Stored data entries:
***

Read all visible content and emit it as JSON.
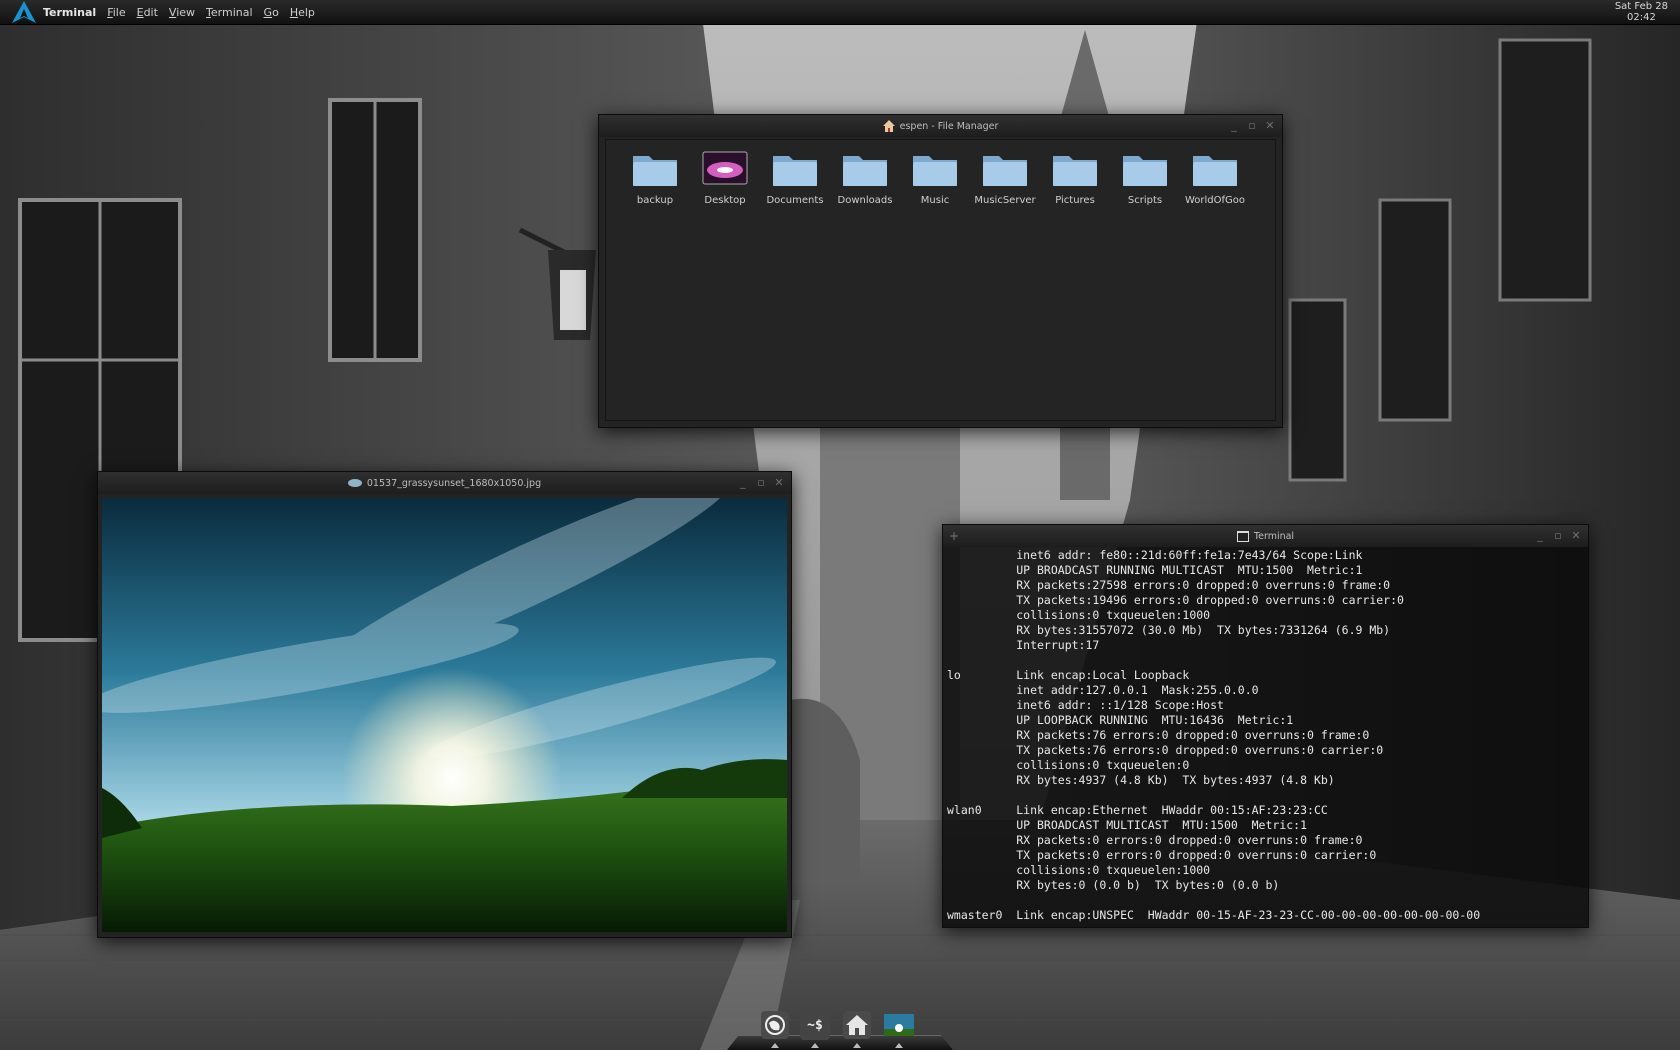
{
  "top_panel": {
    "app_name": "Terminal",
    "menu": [
      {
        "label": "File",
        "mnemonic": "F",
        "rest": "ile"
      },
      {
        "label": "Edit",
        "mnemonic": "E",
        "rest": "dit"
      },
      {
        "label": "View",
        "mnemonic": "V",
        "rest": "iew"
      },
      {
        "label": "Terminal",
        "mnemonic": "T",
        "rest": "erminal"
      },
      {
        "label": "Go",
        "mnemonic": "G",
        "rest": "o"
      },
      {
        "label": "Help",
        "mnemonic": "H",
        "rest": "elp"
      }
    ],
    "clock_date": "Sat Feb 28",
    "clock_time": "02:42"
  },
  "file_manager": {
    "title": "espen - File Manager",
    "items": [
      "backup",
      "Desktop",
      "Documents",
      "Downloads",
      "Music",
      "MusicServer",
      "Pictures",
      "Scripts",
      "WorldOfGoo"
    ]
  },
  "image_viewer": {
    "title": "01537_grassysunset_1680x1050.jpg"
  },
  "terminal": {
    "title": "Terminal",
    "lines": [
      "          inet6 addr: fe80::21d:60ff:fe1a:7e43/64 Scope:Link",
      "          UP BROADCAST RUNNING MULTICAST  MTU:1500  Metric:1",
      "          RX packets:27598 errors:0 dropped:0 overruns:0 frame:0",
      "          TX packets:19496 errors:0 dropped:0 overruns:0 carrier:0",
      "          collisions:0 txqueuelen:1000",
      "          RX bytes:31557072 (30.0 Mb)  TX bytes:7331264 (6.9 Mb)",
      "          Interrupt:17",
      "",
      "lo        Link encap:Local Loopback",
      "          inet addr:127.0.0.1  Mask:255.0.0.0",
      "          inet6 addr: ::1/128 Scope:Host",
      "          UP LOOPBACK RUNNING  MTU:16436  Metric:1",
      "          RX packets:76 errors:0 dropped:0 overruns:0 frame:0",
      "          TX packets:76 errors:0 dropped:0 overruns:0 carrier:0",
      "          collisions:0 txqueuelen:0",
      "          RX bytes:4937 (4.8 Kb)  TX bytes:4937 (4.8 Kb)",
      "",
      "wlan0     Link encap:Ethernet  HWaddr 00:15:AF:23:23:CC",
      "          UP BROADCAST MULTICAST  MTU:1500  Metric:1",
      "          RX packets:0 errors:0 dropped:0 overruns:0 frame:0",
      "          TX packets:0 errors:0 dropped:0 overruns:0 carrier:0",
      "          collisions:0 txqueuelen:1000",
      "          RX bytes:0 (0.0 b)  TX bytes:0 (0.0 b)",
      "",
      "wmaster0  Link encap:UNSPEC  HWaddr 00-15-AF-23-23-CC-00-00-00-00-00-00-00-00"
    ]
  },
  "dock": {
    "items": [
      {
        "name": "web-browser",
        "icon": "globe-icon"
      },
      {
        "name": "terminal",
        "icon": "terminal-prompt-icon",
        "glyph": "~$"
      },
      {
        "name": "file-manager",
        "icon": "home-icon"
      },
      {
        "name": "image-viewer",
        "icon": "landscape-thumbnail-icon"
      }
    ]
  }
}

***

WHAT TO PRODUCE: Exclude the images, then output the data above word for word.

WRITTEN ANSWER:
Read all visible content and emit it as JSON.
{
  "top_panel": {
    "app_name": "Terminal",
    "menu": [
      {
        "label": "File",
        "mnemonic": "F",
        "rest": "ile"
      },
      {
        "label": "Edit",
        "mnemonic": "E",
        "rest": "dit"
      },
      {
        "label": "View",
        "mnemonic": "V",
        "rest": "iew"
      },
      {
        "label": "Terminal",
        "mnemonic": "T",
        "rest": "erminal"
      },
      {
        "label": "Go",
        "mnemonic": "G",
        "rest": "o"
      },
      {
        "label": "Help",
        "mnemonic": "H",
        "rest": "elp"
      }
    ],
    "clock_date": "Sat Feb 28",
    "clock_time": "02:42"
  },
  "file_manager": {
    "title": "espen - File Manager",
    "items": [
      "backup",
      "Desktop",
      "Documents",
      "Downloads",
      "Music",
      "MusicServer",
      "Pictures",
      "Scripts",
      "WorldOfGoo"
    ]
  },
  "image_viewer": {
    "title": "01537_grassysunset_1680x1050.jpg"
  },
  "terminal": {
    "title": "Terminal",
    "lines": [
      "          inet6 addr: fe80::21d:60ff:fe1a:7e43/64 Scope:Link",
      "          UP BROADCAST RUNNING MULTICAST  MTU:1500  Metric:1",
      "          RX packets:27598 errors:0 dropped:0 overruns:0 frame:0",
      "          TX packets:19496 errors:0 dropped:0 overruns:0 carrier:0",
      "          collisions:0 txqueuelen:1000",
      "          RX bytes:31557072 (30.0 Mb)  TX bytes:7331264 (6.9 Mb)",
      "          Interrupt:17",
      "",
      "lo        Link encap:Local Loopback",
      "          inet addr:127.0.0.1  Mask:255.0.0.0",
      "          inet6 addr: ::1/128 Scope:Host",
      "          UP LOOPBACK RUNNING  MTU:16436  Metric:1",
      "          RX packets:76 errors:0 dropped:0 overruns:0 frame:0",
      "          TX packets:76 errors:0 dropped:0 overruns:0 carrier:0",
      "          collisions:0 txqueuelen:0",
      "          RX bytes:4937 (4.8 Kb)  TX bytes:4937 (4.8 Kb)",
      "",
      "wlan0     Link encap:Ethernet  HWaddr 00:15:AF:23:23:CC",
      "          UP BROADCAST MULTICAST  MTU:1500  Metric:1",
      "          RX packets:0 errors:0 dropped:0 overruns:0 frame:0",
      "          TX packets:0 errors:0 dropped:0 overruns:0 carrier:0",
      "          collisions:0 txqueuelen:1000",
      "          RX bytes:0 (0.0 b)  TX bytes:0 (0.0 b)",
      "",
      "wmaster0  Link encap:UNSPEC  HWaddr 00-15-AF-23-23-CC-00-00-00-00-00-00-00-00"
    ]
  },
  "dock": {
    "items": [
      {
        "name": "web-browser",
        "icon": "globe-icon"
      },
      {
        "name": "terminal",
        "icon": "terminal-prompt-icon",
        "glyph": "~$"
      },
      {
        "name": "file-manager",
        "icon": "home-icon"
      },
      {
        "name": "image-viewer",
        "icon": "landscape-thumbnail-icon"
      }
    ]
  }
}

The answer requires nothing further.